* [PROVIDED DATA]:
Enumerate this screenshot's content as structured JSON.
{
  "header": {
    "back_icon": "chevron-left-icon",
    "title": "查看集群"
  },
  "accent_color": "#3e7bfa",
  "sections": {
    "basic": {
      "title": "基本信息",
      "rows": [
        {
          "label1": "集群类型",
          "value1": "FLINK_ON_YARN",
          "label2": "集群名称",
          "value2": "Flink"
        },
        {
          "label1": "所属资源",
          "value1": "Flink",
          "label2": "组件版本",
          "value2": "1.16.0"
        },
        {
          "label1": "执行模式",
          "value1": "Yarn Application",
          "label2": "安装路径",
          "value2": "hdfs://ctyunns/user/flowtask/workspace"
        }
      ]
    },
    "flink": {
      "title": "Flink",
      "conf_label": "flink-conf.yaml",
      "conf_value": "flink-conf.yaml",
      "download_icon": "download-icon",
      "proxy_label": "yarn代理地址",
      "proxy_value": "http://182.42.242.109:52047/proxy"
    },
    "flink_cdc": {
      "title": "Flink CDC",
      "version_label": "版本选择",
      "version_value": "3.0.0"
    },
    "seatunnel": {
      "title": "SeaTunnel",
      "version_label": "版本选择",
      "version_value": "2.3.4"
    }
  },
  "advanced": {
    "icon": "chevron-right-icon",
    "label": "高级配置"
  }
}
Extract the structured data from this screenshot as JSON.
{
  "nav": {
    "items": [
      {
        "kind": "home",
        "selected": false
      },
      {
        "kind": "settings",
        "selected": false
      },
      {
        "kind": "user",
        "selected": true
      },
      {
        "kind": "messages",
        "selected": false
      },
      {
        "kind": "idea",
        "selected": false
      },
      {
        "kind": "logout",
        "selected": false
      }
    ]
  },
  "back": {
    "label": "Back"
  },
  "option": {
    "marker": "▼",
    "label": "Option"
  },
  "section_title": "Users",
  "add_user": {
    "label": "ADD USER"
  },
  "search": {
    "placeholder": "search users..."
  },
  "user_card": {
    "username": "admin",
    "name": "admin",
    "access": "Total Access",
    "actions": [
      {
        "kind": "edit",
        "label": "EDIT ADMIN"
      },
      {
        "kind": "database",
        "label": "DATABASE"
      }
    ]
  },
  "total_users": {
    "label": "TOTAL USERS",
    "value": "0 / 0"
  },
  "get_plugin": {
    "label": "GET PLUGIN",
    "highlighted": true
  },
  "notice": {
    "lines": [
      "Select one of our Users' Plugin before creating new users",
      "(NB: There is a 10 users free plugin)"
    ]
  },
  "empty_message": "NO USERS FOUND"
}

* [TASK]:
Extract all of the data shown above and repeat it verbatim.

* [TASK SOLUTION]:
Enumerate this screenshot's content as structured JSON.
{
  "header": {
    "back_icon": "chevron-left-icon",
    "title": "查看集群"
  },
  "accent_color": "#3e7bfa",
  "sections": {
    "basic": {
      "title": "基本信息",
      "rows": [
        {
          "label1": "集群类型",
          "value1": "FLINK_ON_YARN",
          "label2": "集群名称",
          "value2": "Flink"
        },
        {
          "label1": "所属资源",
          "value1": "Flink",
          "label2": "组件版本",
          "value2": "1.16.0"
        },
        {
          "label1": "执行模式",
          "value1": "Yarn Application",
          "label2": "安装路径",
          "value2": "hdfs://ctyunns/user/flowtask/workspace"
        }
      ]
    },
    "flink": {
      "title": "Flink",
      "conf_label": "flink-conf.yaml",
      "conf_value": "flink-conf.yaml",
      "download_icon": "download-icon",
      "proxy_label": "yarn代理地址",
      "proxy_value": "http://182.42.242.109:52047/proxy"
    },
    "flink_cdc": {
      "title": "Flink CDC",
      "version_label": "版本选择",
      "version_value": "3.0.0"
    },
    "seatunnel": {
      "title": "SeaTunnel",
      "version_label": "版本选择",
      "version_value": "2.3.4"
    }
  },
  "advanced": {
    "icon": "chevron-right-icon",
    "label": "高级配置"
  }
}
Extract the structured data from this screenshot as JSON.
{
  "nav": {
    "items": [
      {
        "kind": "home",
        "selected": false
      },
      {
        "kind": "settings",
        "selected": false
      },
      {
        "kind": "user",
        "selected": true
      },
      {
        "kind": "messages",
        "selected": false
      },
      {
        "kind": "idea",
        "selected": false
      },
      {
        "kind": "logout",
        "selected": false
      }
    ]
  },
  "back": {
    "label": "Back"
  },
  "option": {
    "marker": "▼",
    "label": "Option"
  },
  "section_title": "Users",
  "add_user": {
    "label": "ADD USER"
  },
  "search": {
    "placeholder": "search users..."
  },
  "user_card": {
    "username": "admin",
    "name": "admin",
    "access": "Total Access",
    "actions": [
      {
        "kind": "edit",
        "label": "EDIT ADMIN"
      },
      {
        "kind": "database",
        "label": "DATABASE"
      }
    ]
  },
  "total_users": {
    "label": "TOTAL USERS",
    "value": "0 / 0"
  },
  "get_plugin": {
    "label": "GET PLUGIN",
    "highlighted": true
  },
  "notice": {
    "lines": [
      "Select one of our Users' Plugin before creating new users",
      "(NB: There is a 10 users free plugin)"
    ]
  },
  "empty_message": "NO USERS FOUND"
}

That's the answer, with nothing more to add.